** start MATERIAL TO PROCESS **

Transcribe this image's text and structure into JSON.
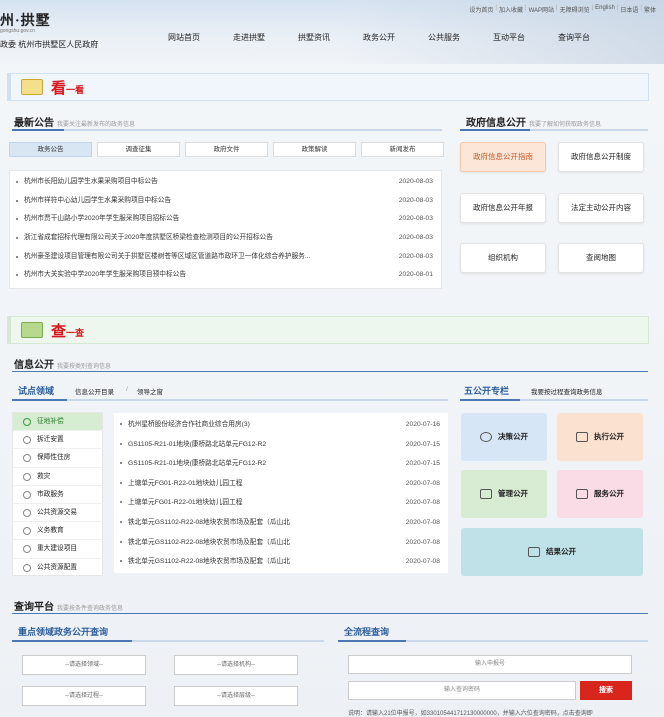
{
  "header": {
    "logo_main": "州·拱墅",
    "logo_url": "gongshu.gov.cn",
    "logo_sub": "政委 杭州市拱墅区人民政府",
    "top_links": [
      "设为首页",
      "加入收藏",
      "WAP网站",
      "无障碍浏览",
      "English",
      "日本语",
      "繁体"
    ],
    "nav": [
      "网站首页",
      "走进拱墅",
      "拱墅资讯",
      "政务公开",
      "公共服务",
      "互动平台",
      "查询平台"
    ]
  },
  "kan_banner": {
    "big": "看",
    "small": "一看"
  },
  "notice": {
    "title": "最新公告",
    "subtitle": "我要关注最新发布的政务信息",
    "tabs": [
      "政务公告",
      "调查征集",
      "政府文件",
      "政策解读",
      "新闻发布"
    ],
    "items": [
      {
        "text": "杭州市长阳幼儿园学生水果采购项目中标公告",
        "date": "2020-08-03"
      },
      {
        "text": "杭州市祥符中心幼儿园学生水果采购项目中标公告",
        "date": "2020-08-03"
      },
      {
        "text": "杭州市贾干山路小学2020年学生服采购项目招标公告",
        "date": "2020-08-03"
      },
      {
        "text": "浙江省成套招标代理有限公司关于2020年度拱墅区桥梁检查检测项目的公开招标公告",
        "date": "2020-08-03"
      },
      {
        "text": "杭州豪圣建设项目管理有限公司关于拱墅区楼树苍等区域区管道路市政环卫一体化综合养护服务...",
        "date": "2020-08-03"
      },
      {
        "text": "杭州市大关实验中学2020年学生服采购项目预中标公告",
        "date": "2020-08-01"
      }
    ]
  },
  "gov_info": {
    "title": "政府信息公开",
    "subtitle": "我要了解如何获取政务信息",
    "buttons": [
      "政府信息公开指南",
      "政府信息公开制度",
      "政府信息公开年报",
      "法定主动公开内容",
      "组织机构",
      "查阅地图"
    ]
  },
  "cha_banner": {
    "big": "查",
    "small": "一查"
  },
  "info_open": {
    "title": "信息公开",
    "subtitle": "我要按类别查询信息",
    "pilot_label": "试点领域",
    "catalog_link": "信息公开目录",
    "sep": "/",
    "leader_link": "领导之窗",
    "side_items": [
      "征地补偿",
      "拆迁安置",
      "保障性住房",
      "救灾",
      "市政服务",
      "公共资源交易",
      "义务教育",
      "重大建设项目",
      "公共资源配置"
    ],
    "items": [
      {
        "text": "杭州星桥股份经济合作社商业综合用房(3)",
        "date": "2020-07-16"
      },
      {
        "text": "GS1105-R21-01地块(康桥路北站单元FG12-R2",
        "date": "2020-07-15"
      },
      {
        "text": "GS1105-R21-01地块(康桥路北站单元FG12-R2",
        "date": "2020-07-15"
      },
      {
        "text": "上塘单元FG01-R22-01地块幼儿园工程",
        "date": "2020-07-08"
      },
      {
        "text": "上塘单元FG01-R22-01地块幼儿园工程",
        "date": "2020-07-08"
      },
      {
        "text": "铁北单元GS1102-R22-08地块农贸市场及配套（瓜山北",
        "date": "2020-07-08"
      },
      {
        "text": "铁北单元GS1102-R22-08地块农贸市场及配套（瓜山北",
        "date": "2020-07-08"
      },
      {
        "text": "铁北单元GS1102-R22-08地块农贸市场及配套（瓜山北",
        "date": "2020-07-08"
      }
    ]
  },
  "five_open": {
    "title": "五公开专栏",
    "subtitle": "我要按过程查询政务信息",
    "tiles": [
      "决策公开",
      "执行公开",
      "管理公开",
      "服务公开",
      "结果公开"
    ],
    "colors": [
      "#d7e6f6",
      "#fbe1cf",
      "#d8ecd3",
      "#f9dce6",
      "#bfe1e8"
    ]
  },
  "query": {
    "title": "查询平台",
    "subtitle": "我要按条件查询政务信息",
    "left_title": "重点领域政务公开查询",
    "selects": [
      "--请选择领域--",
      "--请选择机构--",
      "--请选择过程--",
      "--请选择层级--"
    ],
    "right_title": "全流程查询",
    "input1": "输入申报号",
    "input2": "输入查询密码",
    "search_btn": "搜索",
    "note": "说明：请输入21位申报号，如330105441712130000000，并输入六位查询密码，点击查询即"
  }
}
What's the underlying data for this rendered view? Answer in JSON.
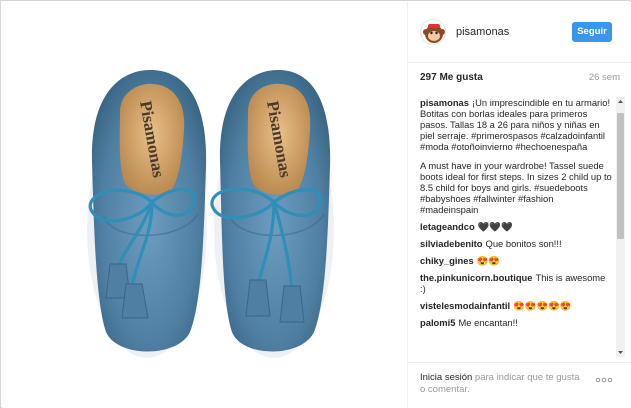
{
  "post": {
    "username": "pisamonas",
    "follow_label": "Seguir",
    "likes": "297 Me gusta",
    "age": "26 sem",
    "image_alt": "Botitas azules con borlas Pisamonas"
  },
  "comments": [
    {
      "user": "pisamonas",
      "text": "¡Un imprescindible en tu armario! Botitas con borlas ideales para primeros pasos. Tallas 18 a 26 para niños y niñas en piel serraje. #primerospasos #calzadoinfantil #moda #otoñoinvierno #hechoenespaña"
    },
    {
      "user": "",
      "text": "A must have in your wardrobe! Tassel suede boots ideal for first steps. In sizes 2 child up to 8.5 child for boys and girls. #suedeboots #babyshoes #fallwinter #fashion #madeinspain"
    },
    {
      "user": "letageandco",
      "text": "🖤🖤🖤"
    },
    {
      "user": "silviadebenito",
      "text": "Que bonitos son!!!"
    },
    {
      "user": "chiky_gines",
      "text": "😍😍"
    },
    {
      "user": "the.pinkunicorn.boutique",
      "text": "This is awesome :)"
    },
    {
      "user": "vistelesmodainfantil",
      "text": "😍😍😍😍😍"
    },
    {
      "user": "palomi5",
      "text": "Me encantan!!"
    }
  ],
  "footer": {
    "login_link": "Inicia sesión",
    "login_rest": " para indicar que te gusta o comentar."
  },
  "shoe": {
    "brand_label": "Pisamonas"
  },
  "colors": {
    "accent": "#3897f0",
    "suede": "#4f7fa3",
    "lace": "#2f8fb8",
    "lining": "#d9a86c"
  }
}
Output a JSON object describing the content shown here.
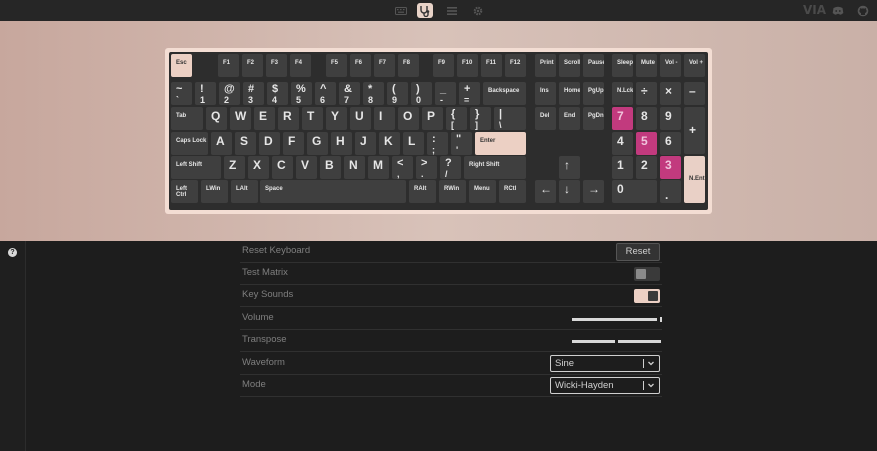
{
  "topbar": {
    "icons": [
      "keyboard-icon",
      "stethoscope-icon",
      "sliders-icon",
      "gear-icon"
    ],
    "right_text": "VIA"
  },
  "keyboard": {
    "fn_row": [
      "Esc",
      "F1",
      "F2",
      "F3",
      "F4",
      "F5",
      "F6",
      "F7",
      "F8",
      "F9",
      "F10",
      "F11",
      "F12",
      "Print",
      "Scroll",
      "Pause",
      "Sleep",
      "Mute",
      "Vol -",
      "Vol +"
    ],
    "num_row_top": [
      "~",
      "!",
      "@",
      "#",
      "$",
      "%",
      "^",
      "&",
      "*",
      "(",
      ")",
      "_",
      "+"
    ],
    "num_row_bottom": [
      "`",
      "1",
      "2",
      "3",
      "4",
      "5",
      "6",
      "7",
      "8",
      "9",
      "0",
      "-",
      "="
    ],
    "backspace": "Backspace",
    "nav1": [
      "Ins",
      "Home",
      "PgUp"
    ],
    "numpad_top": [
      "N.Lck",
      "÷",
      "×",
      "–"
    ],
    "tab": "Tab",
    "qrow": [
      "Q",
      "W",
      "E",
      "R",
      "T",
      "Y",
      "U",
      "I",
      "O",
      "P"
    ],
    "qrow_sym": [
      [
        "{",
        "["
      ],
      [
        "}",
        "]"
      ],
      [
        "|",
        "\\"
      ]
    ],
    "nav2": [
      "Del",
      "End",
      "PgDn"
    ],
    "np_row2": [
      "7",
      "8",
      "9",
      "+"
    ],
    "caps": "Caps Lock",
    "arow": [
      "A",
      "S",
      "D",
      "F",
      "G",
      "H",
      "J",
      "K",
      "L"
    ],
    "arow_sym": [
      [
        ":",
        ";"
      ],
      [
        "\"",
        "'"
      ]
    ],
    "enter": "Enter",
    "np_row3": [
      "4",
      "5",
      "6"
    ],
    "lshift": "Left Shift",
    "zrow": [
      "Z",
      "X",
      "C",
      "V",
      "B",
      "N",
      "M"
    ],
    "zrow_sym": [
      [
        "<",
        ","
      ],
      [
        ">",
        "."
      ],
      [
        "?",
        "/"
      ]
    ],
    "rshift": "Right Shift",
    "up": "↑",
    "np_row4": [
      "1",
      "2",
      "3"
    ],
    "nent": "N.Ent",
    "bottom_row": [
      "Left Ctrl",
      "LWin",
      "LAlt",
      "Space",
      "RAlt",
      "RWin",
      "Menu",
      "RCtl"
    ],
    "arrows": [
      "←",
      "↓",
      "→"
    ],
    "np_row5": [
      "0",
      "."
    ]
  },
  "settings": {
    "reset_label": "Reset Keyboard",
    "reset_button": "Reset",
    "test_matrix": "Test Matrix",
    "key_sounds": "Key Sounds",
    "volume": "Volume",
    "volume_level": 0.97,
    "transpose": "Transpose",
    "waveform": "Waveform",
    "waveform_value": "Sine",
    "mode": "Mode",
    "mode_value": "Wicki-Hayden"
  }
}
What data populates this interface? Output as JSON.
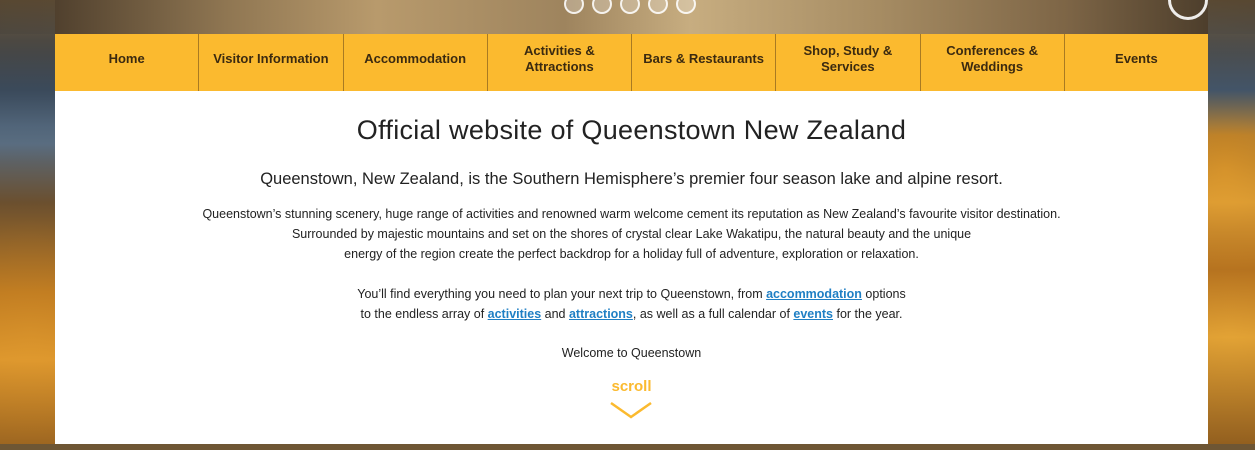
{
  "nav": {
    "items": [
      {
        "label": "Home"
      },
      {
        "label": "Visitor Information"
      },
      {
        "label": "Accommodation"
      },
      {
        "label": "Activities &\nAttractions"
      },
      {
        "label": "Bars & Restaurants"
      },
      {
        "label": "Shop, Study &\nServices"
      },
      {
        "label": "Conferences &\nWeddings"
      },
      {
        "label": "Events"
      }
    ]
  },
  "main": {
    "title": "Official website of Queenstown New Zealand",
    "subtitle": "Queenstown, New Zealand, is the Southern Hemisphere’s premier four season lake and alpine resort.",
    "p1_line1": "Queenstown’s stunning scenery, huge range of activities and renowned warm welcome cement its reputation as New Zealand’s favourite visitor destination.",
    "p1_line2": "Surrounded by majestic mountains and set on the shores of crystal clear Lake Wakatipu, the natural beauty and the unique",
    "p1_line3": "energy of the region create the perfect backdrop for a holiday full of adventure, exploration or relaxation.",
    "p2_a": "You’ll find everything you need to plan your next trip to Queenstown, from ",
    "p2_link_accommodation": "accommodation",
    "p2_b": " options",
    "p2_c": "to the endless array of ",
    "p2_link_activities": "activities",
    "p2_d": " and ",
    "p2_link_attractions": "attractions",
    "p2_e": ", as well as a full calendar of ",
    "p2_link_events": "events",
    "p2_f": " for the year.",
    "welcome": "Welcome to Queenstown",
    "scroll_label": "scroll"
  },
  "colors": {
    "nav_bg": "#fbba2f",
    "link": "#1f7fc4",
    "scroll": "#fbba2f"
  }
}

** end MATERIAL TO PROCESS **

▸ THE TASK:
Extract every line above containing the word "What".

▸ TASK OUTPUT:
What's the underlying data for this rendered view? Answer in JSON.
What data populates this interface? Output as JSON.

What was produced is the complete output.